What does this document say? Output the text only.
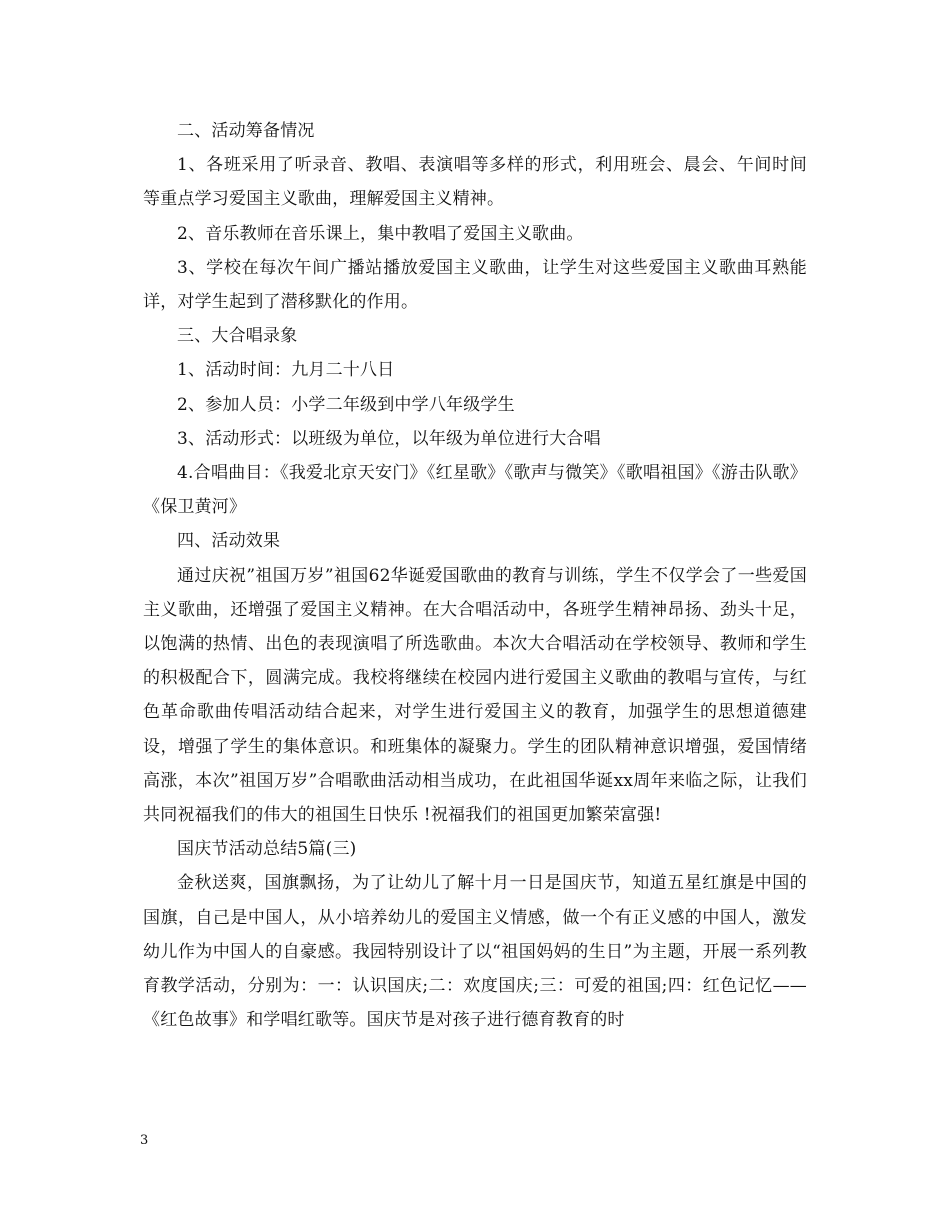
二、活动筹备情况

1、各班采用了听录音、教唱、表演唱等多样的形式，利用班会、晨会、午间时间等重点学习爱国主义歌曲，理解爱国主义精神。

2、音乐教师在音乐课上，集中教唱了爱国主义歌曲。

3、学校在每次午间广播站播放爱国主义歌曲，让学生对这些爱国主义歌曲耳熟能详，对学生起到了潜移默化的作用。

三、大合唱录象

1、活动时间：九月二十八日

2、参加人员：小学二年级到中学八年级学生

3、活动形式：以班级为单位，以年级为单位进行大合唱

4.合唱曲目：《我爱北京天安门》《红星歌》《歌声与微笑》《歌唱祖国》《游击队歌》《保卫黄河》

四、活动效果

通过庆祝”祖国万岁”祖国62华诞爱国歌曲的教育与训练，学生不仅学会了一些爱国主义歌曲，还增强了爱国主义精神。在大合唱活动中，各班学生精神昂扬、劲头十足，以饱满的热情、出色的表现演唱了所选歌曲。本次大合唱活动在学校领导、教师和学生的积极配合下，圆满完成。我校将继续在校园内进行爱国主义歌曲的教唱与宣传，与红色革命歌曲传唱活动结合起来，对学生进行爱国主义的教育，加强学生的思想道德建设，增强了学生的集体意识。和班集体的凝聚力。学生的团队精神意识增强，爱国情绪高涨，本次”祖国万岁”合唱歌曲活动相当成功，在此祖国华诞xx周年来临之际，让我们共同祝福我们的伟大的祖国生日快乐 !祝福我们的祖国更加繁荣富强!

国庆节活动总结5篇(三)

金秋送爽，国旗飘扬，为了让幼儿了解十月一日是国庆节，知道五星红旗是中国的国旗，自己是中国人，从小培养幼儿的爱国主义情感，做一个有正义感的中国人，激发幼儿作为中国人的自豪感。我园特别设计了以“祖国妈妈的生日”为主题，开展一系列教育教学活动，分别为：一：认识国庆;二：欢度国庆;三：可爱的祖国;四：红色记忆——《红色故事》和学唱红歌等。国庆节是对孩子进行德育教育的时

3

================

* _CHALLENGE_
Return all the entries word for word, but omit any pictures they contain.

* _EXERCISE RESULT_
What does this document say? Output the text only.
二、活动筹备情况

1、各班采用了听录音、教唱、表演唱等多样的形式，利用班会、晨会、午间时间等重点学习爱国主义歌曲，理解爱国主义精神。

2、音乐教师在音乐课上，集中教唱了爱国主义歌曲。

3、学校在每次午间广播站播放爱国主义歌曲，让学生对这些爱国主义歌曲耳熟能详，对学生起到了潜移默化的作用。

三、大合唱录象

1、活动时间：九月二十八日

2、参加人员：小学二年级到中学八年级学生

3、活动形式：以班级为单位，以年级为单位进行大合唱

4.合唱曲目：《我爱北京天安门》《红星歌》《歌声与微笑》《歌唱祖国》《游击队歌》《保卫黄河》

四、活动效果

通过庆祝”祖国万岁”祖国62华诞爱国歌曲的教育与训练，学生不仅学会了一些爱国主义歌曲，还增强了爱国主义精神。在大合唱活动中，各班学生精神昂扬、劲头十足，以饱满的热情、出色的表现演唱了所选歌曲。本次大合唱活动在学校领导、教师和学生的积极配合下，圆满完成。我校将继续在校园内进行爱国主义歌曲的教唱与宣传，与红色革命歌曲传唱活动结合起来，对学生进行爱国主义的教育，加强学生的思想道德建设，增强了学生的集体意识。和班集体的凝聚力。学生的团队精神意识增强，爱国情绪高涨，本次”祖国万岁”合唱歌曲活动相当成功，在此祖国华诞xx周年来临之际，让我们共同祝福我们的伟大的祖国生日快乐 !祝福我们的祖国更加繁荣富强!

国庆节活动总结5篇(三)

金秋送爽，国旗飘扬，为了让幼儿了解十月一日是国庆节，知道五星红旗是中国的国旗，自己是中国人，从小培养幼儿的爱国主义情感，做一个有正义感的中国人，激发幼儿作为中国人的自豪感。我园特别设计了以“祖国妈妈的生日”为主题，开展一系列教育教学活动，分别为：一：认识国庆;二：欢度国庆;三：可爱的祖国;四：红色记忆——《红色故事》和学唱红歌等。国庆节是对孩子进行德育教育的时

3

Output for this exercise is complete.